begin Material for this exercise
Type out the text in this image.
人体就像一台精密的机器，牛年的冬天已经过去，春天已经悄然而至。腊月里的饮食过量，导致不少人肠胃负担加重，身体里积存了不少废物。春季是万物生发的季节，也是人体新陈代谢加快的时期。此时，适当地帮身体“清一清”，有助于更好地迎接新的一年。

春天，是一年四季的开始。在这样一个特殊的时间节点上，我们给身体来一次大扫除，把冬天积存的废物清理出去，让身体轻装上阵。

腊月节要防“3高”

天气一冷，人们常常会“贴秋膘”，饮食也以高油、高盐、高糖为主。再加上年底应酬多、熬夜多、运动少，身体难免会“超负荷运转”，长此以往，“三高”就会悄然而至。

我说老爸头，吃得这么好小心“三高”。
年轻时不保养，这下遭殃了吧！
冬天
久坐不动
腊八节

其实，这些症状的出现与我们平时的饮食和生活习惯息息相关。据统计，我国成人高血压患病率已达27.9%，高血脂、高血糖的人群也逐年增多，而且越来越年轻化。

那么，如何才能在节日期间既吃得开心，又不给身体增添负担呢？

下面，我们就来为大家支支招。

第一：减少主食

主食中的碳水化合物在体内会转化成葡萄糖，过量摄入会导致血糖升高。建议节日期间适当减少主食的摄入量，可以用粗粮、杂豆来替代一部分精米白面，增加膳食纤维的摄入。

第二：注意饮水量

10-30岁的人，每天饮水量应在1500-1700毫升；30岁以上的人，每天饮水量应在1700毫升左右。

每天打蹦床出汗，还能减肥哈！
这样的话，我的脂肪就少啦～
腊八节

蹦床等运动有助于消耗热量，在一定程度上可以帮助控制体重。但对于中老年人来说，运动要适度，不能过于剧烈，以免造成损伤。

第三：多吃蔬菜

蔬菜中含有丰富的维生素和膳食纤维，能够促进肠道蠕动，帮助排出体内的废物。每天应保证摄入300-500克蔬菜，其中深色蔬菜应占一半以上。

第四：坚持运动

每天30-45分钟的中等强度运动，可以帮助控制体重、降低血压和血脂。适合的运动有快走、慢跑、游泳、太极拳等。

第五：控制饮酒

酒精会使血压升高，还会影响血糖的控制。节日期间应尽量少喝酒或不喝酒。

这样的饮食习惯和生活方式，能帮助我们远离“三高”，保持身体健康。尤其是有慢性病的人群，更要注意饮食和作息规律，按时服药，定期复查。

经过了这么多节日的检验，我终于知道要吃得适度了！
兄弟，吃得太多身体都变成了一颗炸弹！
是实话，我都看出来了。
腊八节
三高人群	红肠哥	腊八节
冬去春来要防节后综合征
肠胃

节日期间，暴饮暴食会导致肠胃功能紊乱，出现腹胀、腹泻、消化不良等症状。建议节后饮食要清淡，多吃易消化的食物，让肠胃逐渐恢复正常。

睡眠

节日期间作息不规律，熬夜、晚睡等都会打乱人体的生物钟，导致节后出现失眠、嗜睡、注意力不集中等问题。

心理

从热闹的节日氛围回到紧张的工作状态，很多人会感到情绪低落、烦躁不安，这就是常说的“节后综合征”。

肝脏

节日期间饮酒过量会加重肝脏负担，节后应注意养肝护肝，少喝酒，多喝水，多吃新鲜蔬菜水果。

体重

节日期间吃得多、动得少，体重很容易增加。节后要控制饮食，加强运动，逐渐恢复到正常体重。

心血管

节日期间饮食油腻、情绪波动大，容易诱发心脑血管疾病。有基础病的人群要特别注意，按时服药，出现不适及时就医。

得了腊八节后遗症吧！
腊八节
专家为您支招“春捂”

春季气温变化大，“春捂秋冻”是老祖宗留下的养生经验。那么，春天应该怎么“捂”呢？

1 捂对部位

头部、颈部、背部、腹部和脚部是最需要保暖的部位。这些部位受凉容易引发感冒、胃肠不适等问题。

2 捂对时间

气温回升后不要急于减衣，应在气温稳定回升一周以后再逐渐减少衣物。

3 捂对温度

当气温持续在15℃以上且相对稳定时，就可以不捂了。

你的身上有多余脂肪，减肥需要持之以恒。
end Material for this exercise
_To do:_ Find the string "按时服药" in the records, then copy each line where it occurs.

_Finished exercise:_
这样的饮食习惯和生活方式，能帮助我们远离“三高”，保持身体健康。尤其是有慢性病的人群，更要注意饮食和作息规律，按时服药，定期复查。
节日期间饮食油腻、情绪波动大，容易诱发心脑血管疾病。有基础病的人群要特别注意，按时服药，出现不适及时就医。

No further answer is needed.